● **SOURCE MATERIAL**:
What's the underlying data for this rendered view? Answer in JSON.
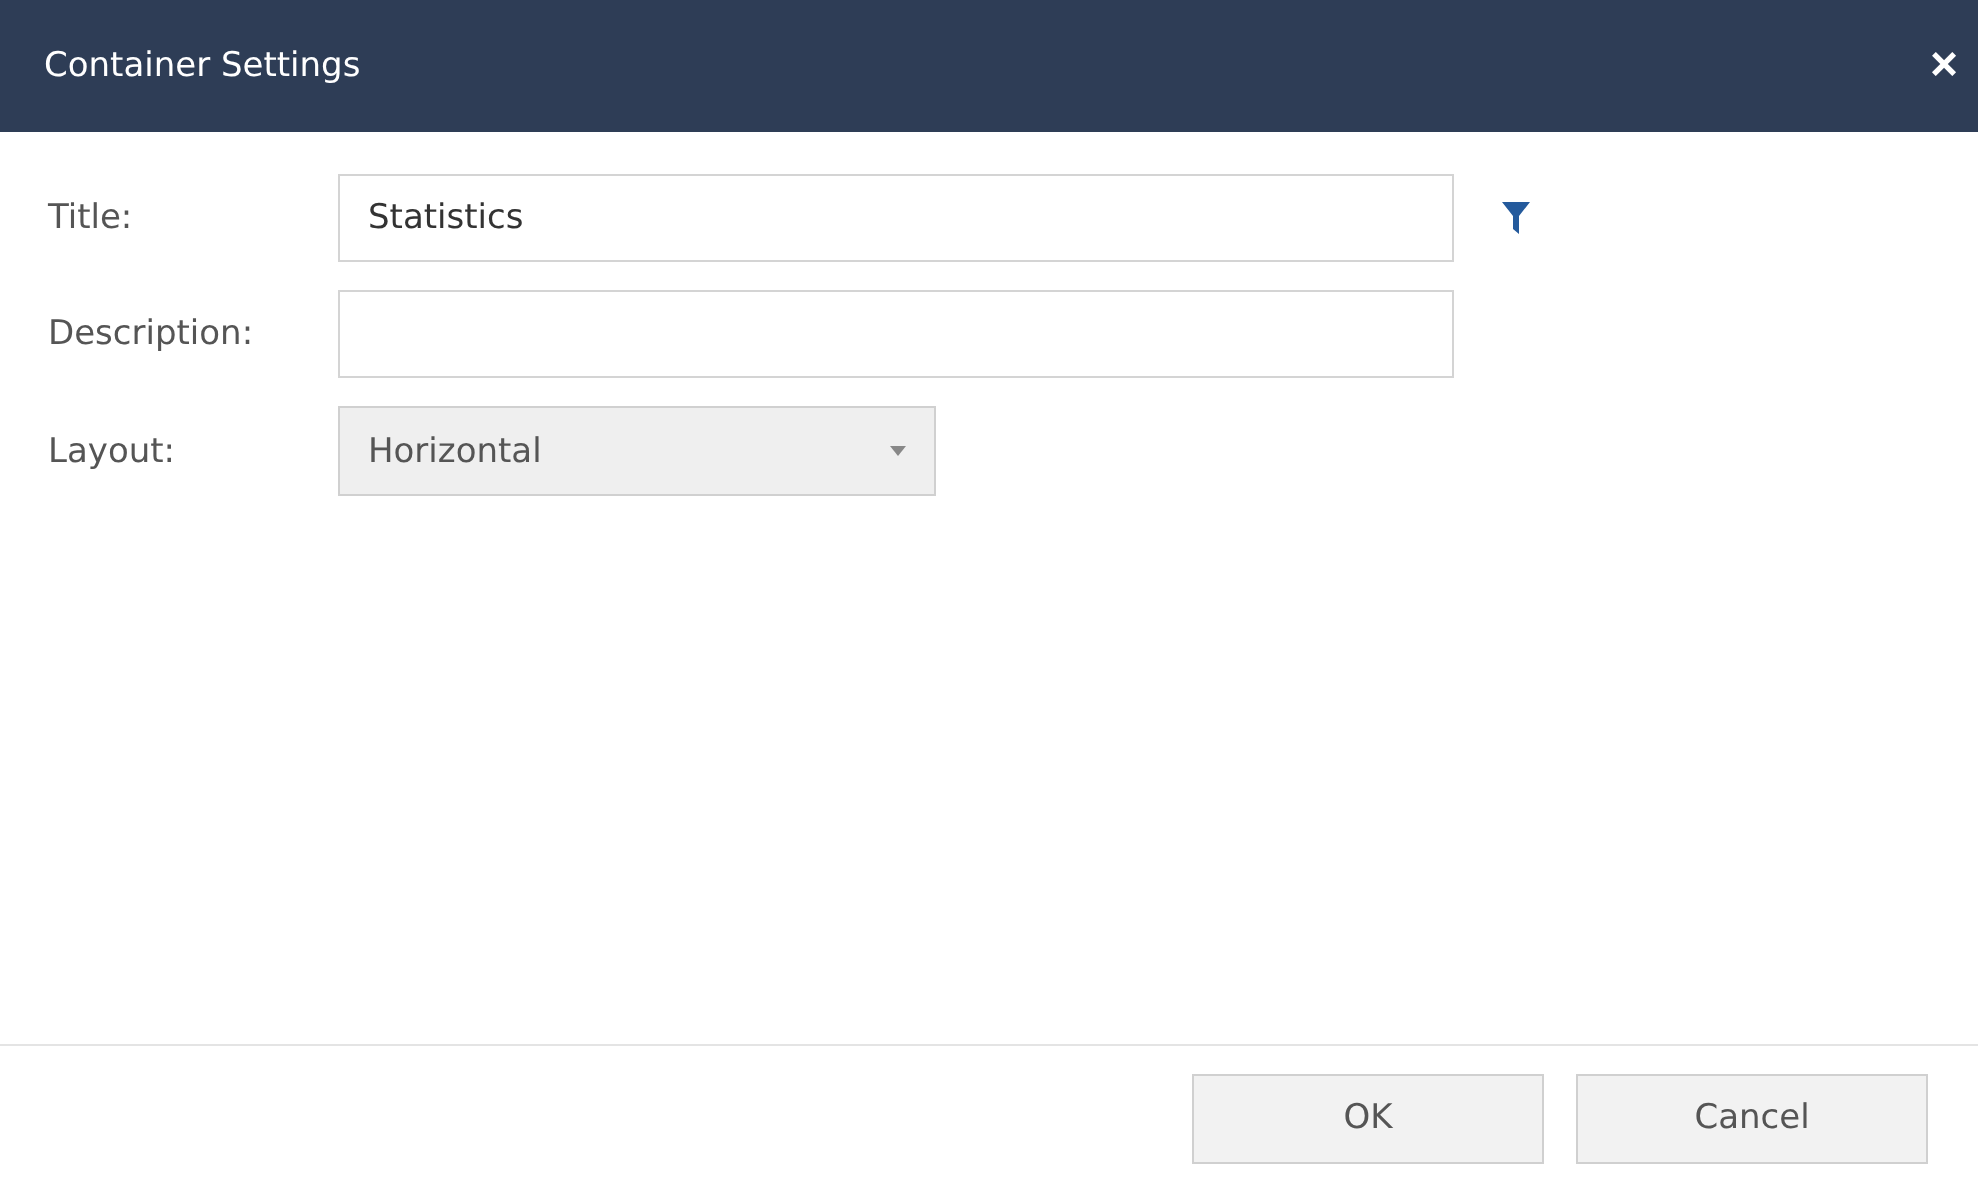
{
  "window": {
    "title": "Container Settings",
    "close": "×"
  },
  "fields": [
    {
      "kind": "text",
      "label": "Title:",
      "value": "Statistics",
      "filter": true
    },
    {
      "kind": "text",
      "label": "Description:",
      "filter": false
    },
    {
      "kind": "select",
      "label": "Layout:",
      "value": "Horizontal",
      "filter": false
    }
  ],
  "buttons": [
    "OK",
    "Cancel"
  ]
}
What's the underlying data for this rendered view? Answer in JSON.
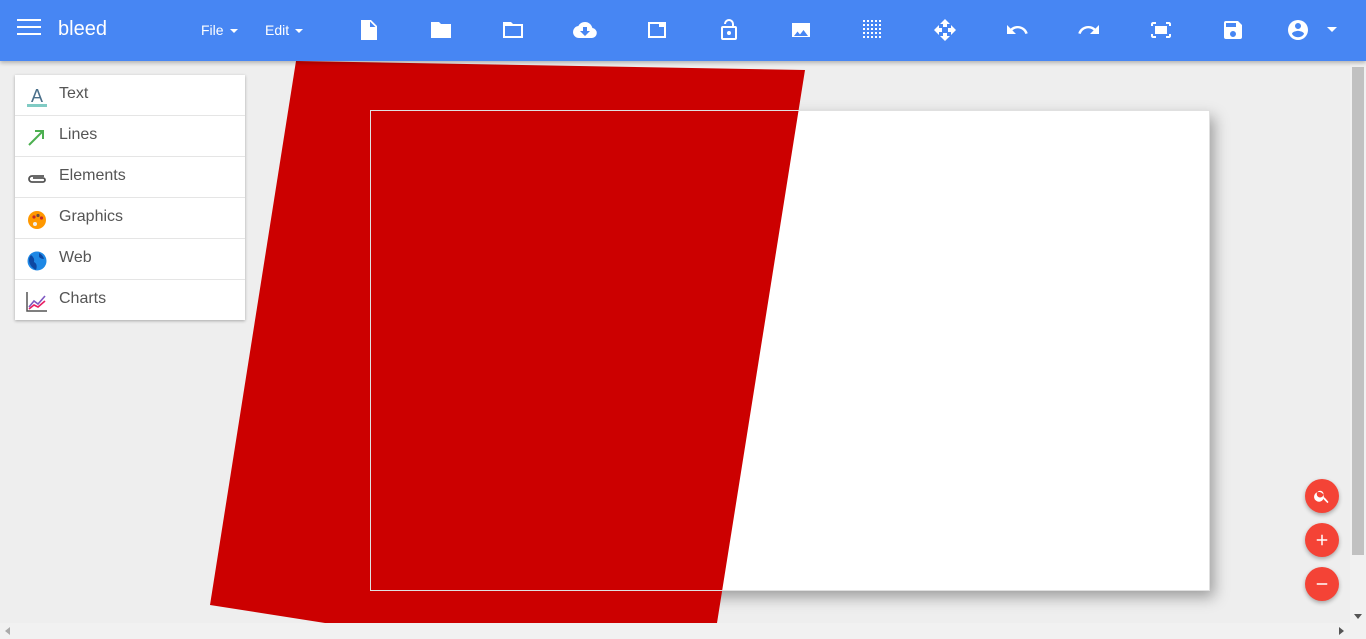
{
  "app": {
    "title": "bleed"
  },
  "menus": {
    "file": "File",
    "edit": "Edit"
  },
  "toolbar_icons": [
    "new-document",
    "open-folder",
    "folder-outline",
    "cloud-download",
    "window",
    "lock-open",
    "image",
    "grid-dots",
    "move-arrows",
    "undo",
    "redo",
    "fit-screen",
    "save",
    "account-circle"
  ],
  "panel": {
    "items": [
      {
        "label": "Text",
        "icon": "text-icon"
      },
      {
        "label": "Lines",
        "icon": "arrow-line-icon"
      },
      {
        "label": "Elements",
        "icon": "paperclip-icon"
      },
      {
        "label": "Graphics",
        "icon": "palette-icon"
      },
      {
        "label": "Web",
        "icon": "globe-icon"
      },
      {
        "label": "Charts",
        "icon": "line-chart-icon"
      }
    ]
  },
  "canvas": {
    "shape_color": "#cc0000",
    "page_color": "#ffffff"
  },
  "fabs": [
    "zoom-search",
    "zoom-in",
    "zoom-out"
  ],
  "colors": {
    "topbar": "#4786f3",
    "fab": "#f44336",
    "background": "#eeeeee"
  }
}
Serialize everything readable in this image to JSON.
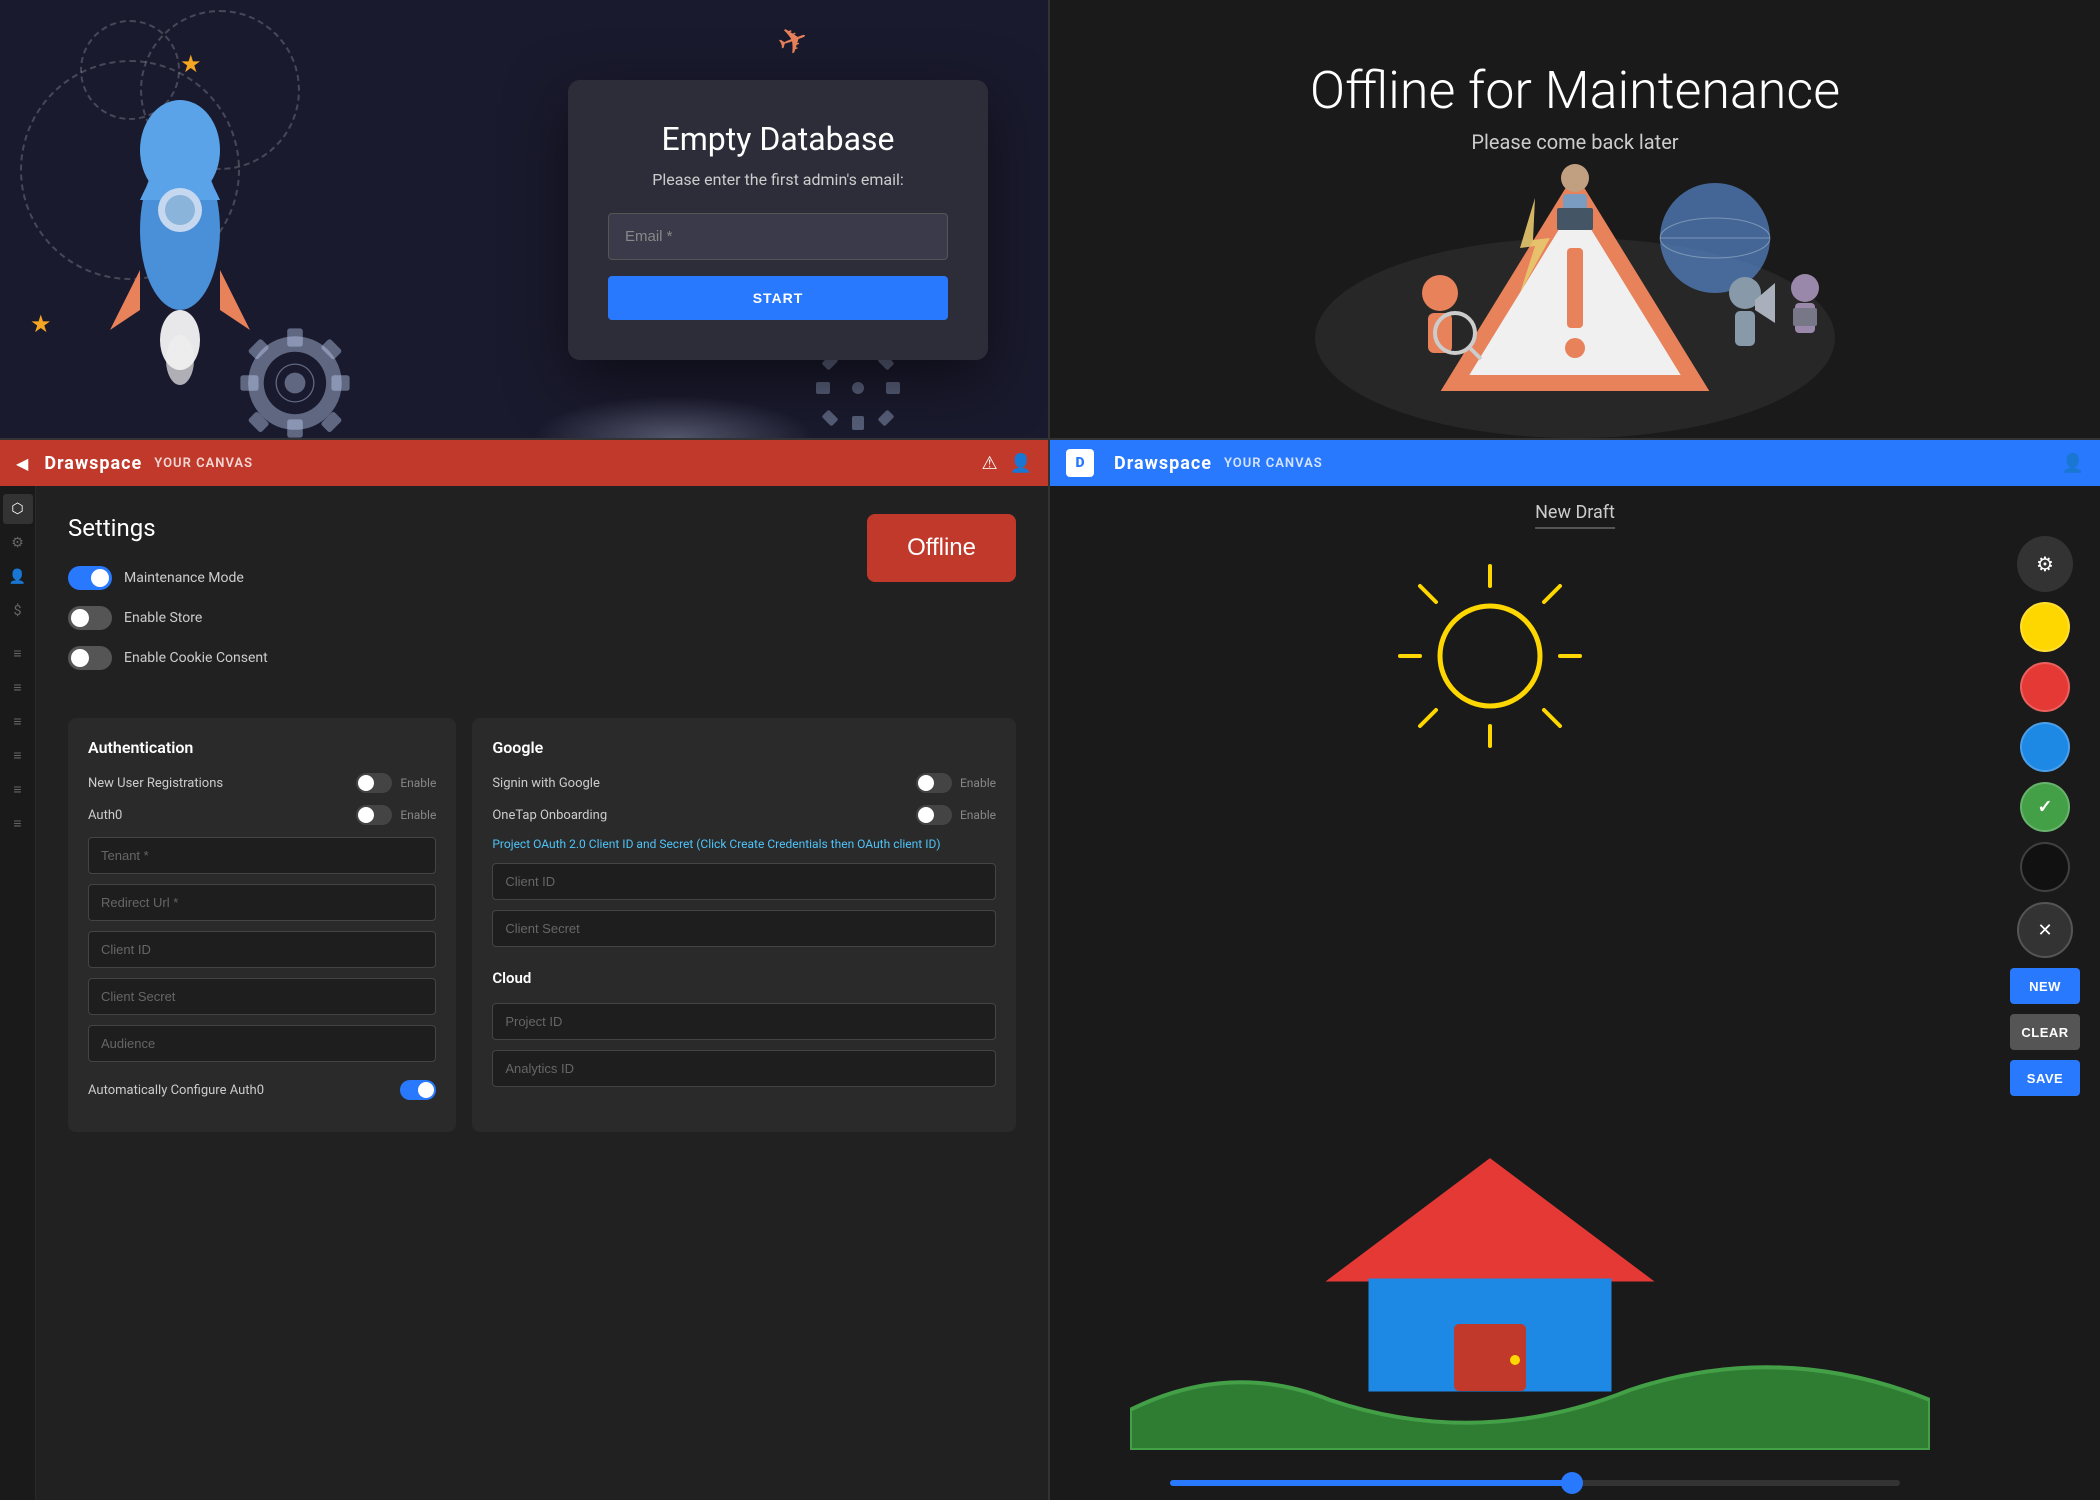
{
  "topLeft": {
    "dialog": {
      "title": "Empty Database",
      "subtitle": "Please enter the first admin's email:",
      "emailPlaceholder": "Email *",
      "startLabel": "START"
    }
  },
  "topRight": {
    "title": "Offline for Maintenance",
    "subtitle": "Please come back later"
  },
  "bottomLeft": {
    "header": {
      "brand": "Drawspace",
      "canvas": "YOUR CANVAS"
    },
    "settings": {
      "title": "Settings",
      "toggles": [
        {
          "id": "maintenance",
          "label": "Maintenance Mode",
          "on": true
        },
        {
          "id": "store",
          "label": "Enable Store",
          "on": false
        },
        {
          "id": "cookie",
          "label": "Enable Cookie Consent",
          "on": false
        }
      ],
      "offlineBtn": "Offline",
      "auth": {
        "title": "Authentication",
        "fields": [
          {
            "label": "New User Registrations",
            "enableText": "Enable"
          },
          {
            "label": "Auth0",
            "enableText": "Enable"
          }
        ],
        "inputs": [
          "Tenant *",
          "Redirect Url *",
          "Client ID",
          "Client Secret",
          "Audience"
        ],
        "bottomToggle": "Automatically Configure Auth0"
      },
      "google": {
        "title": "Google",
        "fields": [
          {
            "label": "Signin with Google",
            "enableText": "Enable"
          },
          {
            "label": "OneTap Onboarding",
            "enableText": "Enable"
          }
        ],
        "linkText": "Project OAuth 2.0 Client ID and Secret (Click Create Credentials then OAuth client ID)",
        "inputs": [
          "Client ID",
          "Client Secret"
        ],
        "cloudTitle": "Cloud",
        "cloudInputs": [
          "Project ID",
          "Analytics ID"
        ]
      }
    }
  },
  "bottomRight": {
    "header": {
      "brand": "Drawspace",
      "canvas": "YOUR CANVAS"
    },
    "canvas": {
      "title": "New Draft"
    },
    "toolbar": {
      "colors": [
        {
          "id": "yellow",
          "hex": "#FFD700",
          "selected": false
        },
        {
          "id": "red",
          "hex": "#e53935",
          "selected": false
        },
        {
          "id": "blue",
          "hex": "#1e88e5",
          "selected": false
        },
        {
          "id": "green",
          "hex": "#43a047",
          "selected": true
        },
        {
          "id": "black",
          "hex": "#111111",
          "selected": false
        }
      ],
      "buttons": {
        "new": "NEW",
        "clear": "CLEAR",
        "save": "SAVE"
      }
    }
  },
  "sideNav": {
    "items": [
      {
        "icon": "◀",
        "name": "collapse"
      },
      {
        "icon": "⬡",
        "name": "shapes"
      },
      {
        "icon": "⚙",
        "name": "settings"
      },
      {
        "icon": "👤",
        "name": "users"
      },
      {
        "icon": "$",
        "name": "billing"
      },
      {
        "icon": "≡",
        "name": "menu1"
      },
      {
        "icon": "≡",
        "name": "menu2"
      },
      {
        "icon": "≡",
        "name": "menu3"
      },
      {
        "icon": "≡",
        "name": "menu4"
      },
      {
        "icon": "≡",
        "name": "menu5"
      },
      {
        "icon": "≡",
        "name": "menu6"
      }
    ]
  }
}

● **SHORT PROBLEM**:
Take the listing above and print it exactly, apart from the pictures.

● **OUTPUT OF THE EXERCISE**:
What's the underlying data for this rendered view? Answer in JSON.
{
  "window": {
    "title": "Container Settings",
    "close": "×"
  },
  "fields": [
    {
      "kind": "text",
      "label": "Title:",
      "value": "Statistics",
      "filter": true
    },
    {
      "kind": "text",
      "label": "Description:",
      "filter": false
    },
    {
      "kind": "select",
      "label": "Layout:",
      "value": "Horizontal",
      "filter": false
    }
  ],
  "buttons": [
    "OK",
    "Cancel"
  ]
}
What's the underlying data for this rendered view? Answer in JSON.
{
  "app": {
    "title": "bleed"
  },
  "menus": {
    "file": "File",
    "edit": "Edit"
  },
  "toolbar_icons": [
    "new-document",
    "open-folder",
    "folder-outline",
    "cloud-download",
    "window",
    "lock-open",
    "image",
    "grid-dots",
    "move-arrows",
    "undo",
    "redo",
    "fit-screen",
    "save",
    "account-circle"
  ],
  "panel": {
    "items": [
      {
        "label": "Text",
        "icon": "text-icon"
      },
      {
        "label": "Lines",
        "icon": "arrow-line-icon"
      },
      {
        "label": "Elements",
        "icon": "paperclip-icon"
      },
      {
        "label": "Graphics",
        "icon": "palette-icon"
      },
      {
        "label": "Web",
        "icon": "globe-icon"
      },
      {
        "label": "Charts",
        "icon": "line-chart-icon"
      }
    ]
  },
  "canvas": {
    "shape_color": "#cc0000",
    "page_color": "#ffffff"
  },
  "fabs": [
    "zoom-search",
    "zoom-in",
    "zoom-out"
  ],
  "colors": {
    "topbar": "#4786f3",
    "fab": "#f44336",
    "background": "#eeeeee"
  }
}
Serialize everything readable in this image to JSON.
{
  "topLeft": {
    "dialog": {
      "title": "Empty Database",
      "subtitle": "Please enter the first admin's email:",
      "emailPlaceholder": "Email *",
      "startLabel": "START"
    }
  },
  "topRight": {
    "title": "Offline for Maintenance",
    "subtitle": "Please come back later"
  },
  "bottomLeft": {
    "header": {
      "brand": "Drawspace",
      "canvas": "YOUR CANVAS"
    },
    "settings": {
      "title": "Settings",
      "toggles": [
        {
          "id": "maintenance",
          "label": "Maintenance Mode",
          "on": true
        },
        {
          "id": "store",
          "label": "Enable Store",
          "on": false
        },
        {
          "id": "cookie",
          "label": "Enable Cookie Consent",
          "on": false
        }
      ],
      "offlineBtn": "Offline",
      "auth": {
        "title": "Authentication",
        "fields": [
          {
            "label": "New User Registrations",
            "enableText": "Enable"
          },
          {
            "label": "Auth0",
            "enableText": "Enable"
          }
        ],
        "inputs": [
          "Tenant *",
          "Redirect Url *",
          "Client ID",
          "Client Secret",
          "Audience"
        ],
        "bottomToggle": "Automatically Configure Auth0"
      },
      "google": {
        "title": "Google",
        "fields": [
          {
            "label": "Signin with Google",
            "enableText": "Enable"
          },
          {
            "label": "OneTap Onboarding",
            "enableText": "Enable"
          }
        ],
        "linkText": "Project OAuth 2.0 Client ID and Secret (Click Create Credentials then OAuth client ID)",
        "inputs": [
          "Client ID",
          "Client Secret"
        ],
        "cloudTitle": "Cloud",
        "cloudInputs": [
          "Project ID",
          "Analytics ID"
        ]
      }
    }
  },
  "bottomRight": {
    "header": {
      "brand": "Drawspace",
      "canvas": "YOUR CANVAS"
    },
    "canvas": {
      "title": "New Draft"
    },
    "toolbar": {
      "colors": [
        {
          "id": "yellow",
          "hex": "#FFD700",
          "selected": false
        },
        {
          "id": "red",
          "hex": "#e53935",
          "selected": false
        },
        {
          "id": "blue",
          "hex": "#1e88e5",
          "selected": false
        },
        {
          "id": "green",
          "hex": "#43a047",
          "selected": true
        },
        {
          "id": "black",
          "hex": "#111111",
          "selected": false
        }
      ],
      "buttons": {
        "new": "NEW",
        "clear": "CLEAR",
        "save": "SAVE"
      }
    }
  },
  "sideNav": {
    "items": [
      {
        "icon": "◀",
        "name": "collapse"
      },
      {
        "icon": "⬡",
        "name": "shapes"
      },
      {
        "icon": "⚙",
        "name": "settings"
      },
      {
        "icon": "👤",
        "name": "users"
      },
      {
        "icon": "$",
        "name": "billing"
      },
      {
        "icon": "≡",
        "name": "menu1"
      },
      {
        "icon": "≡",
        "name": "menu2"
      },
      {
        "icon": "≡",
        "name": "menu3"
      },
      {
        "icon": "≡",
        "name": "menu4"
      },
      {
        "icon": "≡",
        "name": "menu5"
      },
      {
        "icon": "≡",
        "name": "menu6"
      }
    ]
  }
}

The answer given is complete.